● **RECORD LIST**
-*-*-

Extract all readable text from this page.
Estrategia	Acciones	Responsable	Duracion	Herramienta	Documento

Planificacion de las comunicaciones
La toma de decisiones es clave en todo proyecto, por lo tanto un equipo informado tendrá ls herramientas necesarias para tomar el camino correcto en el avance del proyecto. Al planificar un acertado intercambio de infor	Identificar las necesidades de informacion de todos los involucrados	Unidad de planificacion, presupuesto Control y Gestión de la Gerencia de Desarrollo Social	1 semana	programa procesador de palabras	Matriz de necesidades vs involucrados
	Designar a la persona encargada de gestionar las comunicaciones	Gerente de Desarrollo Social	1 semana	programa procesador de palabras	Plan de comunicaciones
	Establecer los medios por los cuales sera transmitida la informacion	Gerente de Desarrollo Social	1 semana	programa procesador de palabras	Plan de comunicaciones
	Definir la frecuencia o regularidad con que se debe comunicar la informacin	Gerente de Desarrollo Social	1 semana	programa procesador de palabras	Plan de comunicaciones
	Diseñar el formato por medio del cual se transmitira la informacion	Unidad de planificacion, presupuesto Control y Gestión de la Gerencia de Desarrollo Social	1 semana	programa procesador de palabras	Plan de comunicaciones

-*-*-

● **WRITTEN PROBLEM**
Search the records for the string "Gerente" and return every line in which it occurs.

● **THE OUTPUT**
	Designar a la persona encargada de gestionar las comunicaciones	Gerente de Desarrollo Social	1 semana	programa procesador de palabras	Plan de comunicaciones
	Establecer los medios por los cuales sera transmitida la informacion	Gerente de Desarrollo Social	1 semana	programa procesador de palabras	Plan de comunicaciones
	Definir la frecuencia o regularidad con que se debe comunicar la informacin	Gerente de Desarrollo Social	1 semana	programa procesador de palabras	Plan de comunicaciones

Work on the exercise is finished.